# TASK TO CARRY OUT
Report the number of lines containing "less", with no other words.

▬▬▬▬▬▬

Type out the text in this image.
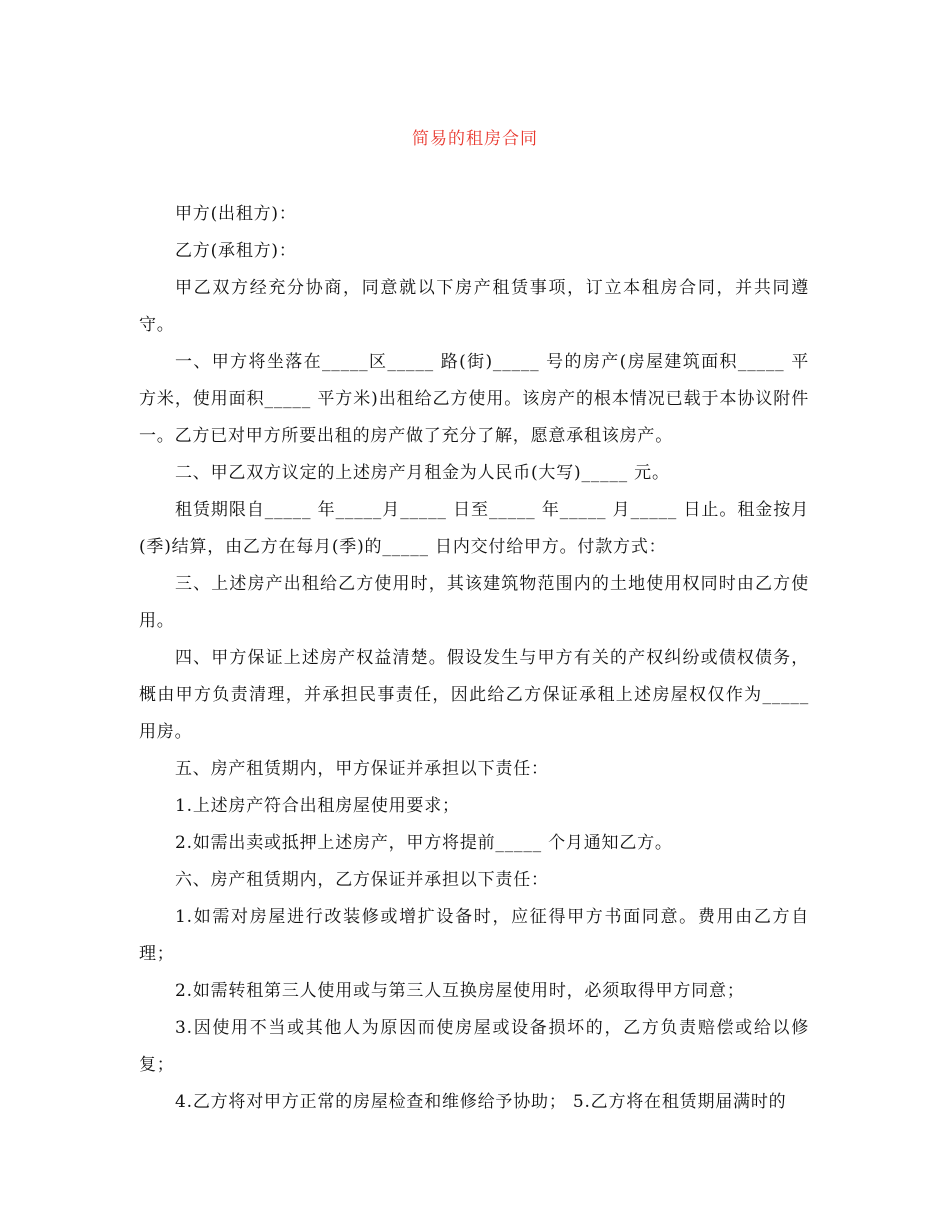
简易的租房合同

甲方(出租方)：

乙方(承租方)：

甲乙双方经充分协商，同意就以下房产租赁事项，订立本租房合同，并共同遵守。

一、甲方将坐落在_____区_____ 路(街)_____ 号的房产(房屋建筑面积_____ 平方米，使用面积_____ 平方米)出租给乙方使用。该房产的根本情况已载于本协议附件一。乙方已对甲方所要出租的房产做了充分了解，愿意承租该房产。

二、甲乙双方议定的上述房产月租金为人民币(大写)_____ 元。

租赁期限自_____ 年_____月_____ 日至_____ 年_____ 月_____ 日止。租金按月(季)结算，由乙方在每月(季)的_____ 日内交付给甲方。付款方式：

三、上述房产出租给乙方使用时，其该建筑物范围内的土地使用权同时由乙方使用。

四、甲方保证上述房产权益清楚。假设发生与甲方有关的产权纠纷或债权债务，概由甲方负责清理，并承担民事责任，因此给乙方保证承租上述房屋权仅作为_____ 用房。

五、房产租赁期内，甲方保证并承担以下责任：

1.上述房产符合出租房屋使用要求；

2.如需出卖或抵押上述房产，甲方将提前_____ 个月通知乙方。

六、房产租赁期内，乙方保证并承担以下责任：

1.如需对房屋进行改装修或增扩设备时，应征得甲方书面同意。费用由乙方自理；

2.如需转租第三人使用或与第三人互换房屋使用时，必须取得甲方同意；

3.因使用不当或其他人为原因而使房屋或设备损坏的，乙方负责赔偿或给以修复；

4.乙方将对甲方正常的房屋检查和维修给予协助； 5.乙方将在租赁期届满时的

▬▬▬▬▬▬

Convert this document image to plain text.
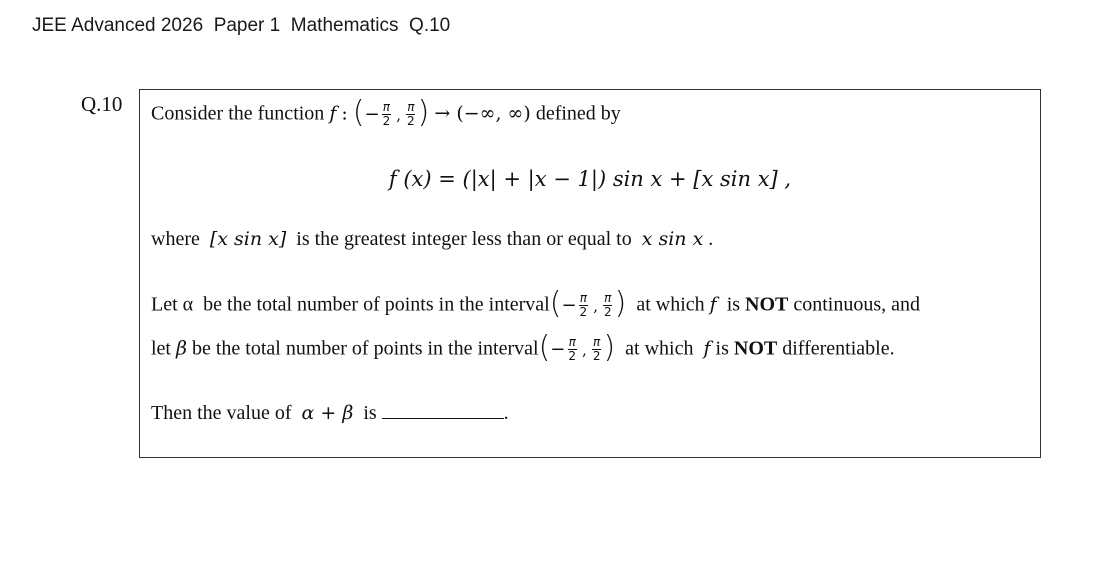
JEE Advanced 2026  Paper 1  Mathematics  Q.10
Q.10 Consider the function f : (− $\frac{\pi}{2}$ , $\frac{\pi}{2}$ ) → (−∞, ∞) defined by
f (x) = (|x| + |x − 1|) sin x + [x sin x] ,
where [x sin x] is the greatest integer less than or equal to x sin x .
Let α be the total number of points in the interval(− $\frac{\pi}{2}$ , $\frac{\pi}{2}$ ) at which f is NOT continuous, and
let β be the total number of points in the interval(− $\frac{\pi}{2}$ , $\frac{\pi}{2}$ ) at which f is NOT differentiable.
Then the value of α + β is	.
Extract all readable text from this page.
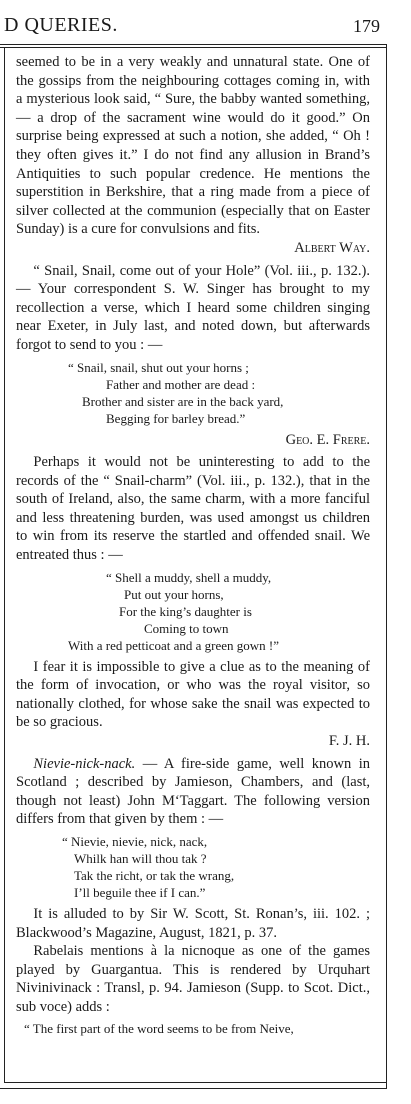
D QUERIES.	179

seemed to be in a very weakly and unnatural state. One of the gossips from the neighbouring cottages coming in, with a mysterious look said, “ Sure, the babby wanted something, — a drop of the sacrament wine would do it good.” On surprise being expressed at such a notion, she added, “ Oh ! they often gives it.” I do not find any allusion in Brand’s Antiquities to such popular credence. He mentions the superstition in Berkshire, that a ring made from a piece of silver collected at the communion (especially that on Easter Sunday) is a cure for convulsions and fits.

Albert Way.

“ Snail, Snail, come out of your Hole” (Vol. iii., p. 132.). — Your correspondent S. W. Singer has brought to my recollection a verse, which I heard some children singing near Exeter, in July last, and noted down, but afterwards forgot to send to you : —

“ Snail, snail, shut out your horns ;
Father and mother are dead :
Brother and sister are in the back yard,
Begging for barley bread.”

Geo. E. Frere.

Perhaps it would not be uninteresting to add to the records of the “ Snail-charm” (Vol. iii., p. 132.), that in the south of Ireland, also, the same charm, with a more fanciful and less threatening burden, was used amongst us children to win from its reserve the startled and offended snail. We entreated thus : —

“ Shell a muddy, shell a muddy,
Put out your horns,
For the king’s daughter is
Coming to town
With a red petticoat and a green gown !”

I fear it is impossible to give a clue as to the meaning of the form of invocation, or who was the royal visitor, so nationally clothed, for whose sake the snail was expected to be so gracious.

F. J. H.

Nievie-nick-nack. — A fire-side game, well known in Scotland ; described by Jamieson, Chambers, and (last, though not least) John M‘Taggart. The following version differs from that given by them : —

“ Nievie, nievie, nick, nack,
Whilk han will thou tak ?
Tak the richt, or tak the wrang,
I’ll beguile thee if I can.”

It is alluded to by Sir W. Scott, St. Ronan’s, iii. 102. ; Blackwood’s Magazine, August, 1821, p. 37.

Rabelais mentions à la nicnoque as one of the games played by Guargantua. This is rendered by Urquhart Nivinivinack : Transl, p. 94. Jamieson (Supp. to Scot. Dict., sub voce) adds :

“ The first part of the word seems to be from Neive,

▬▬▬▬▬▬

# WRITTEN ANSWER
2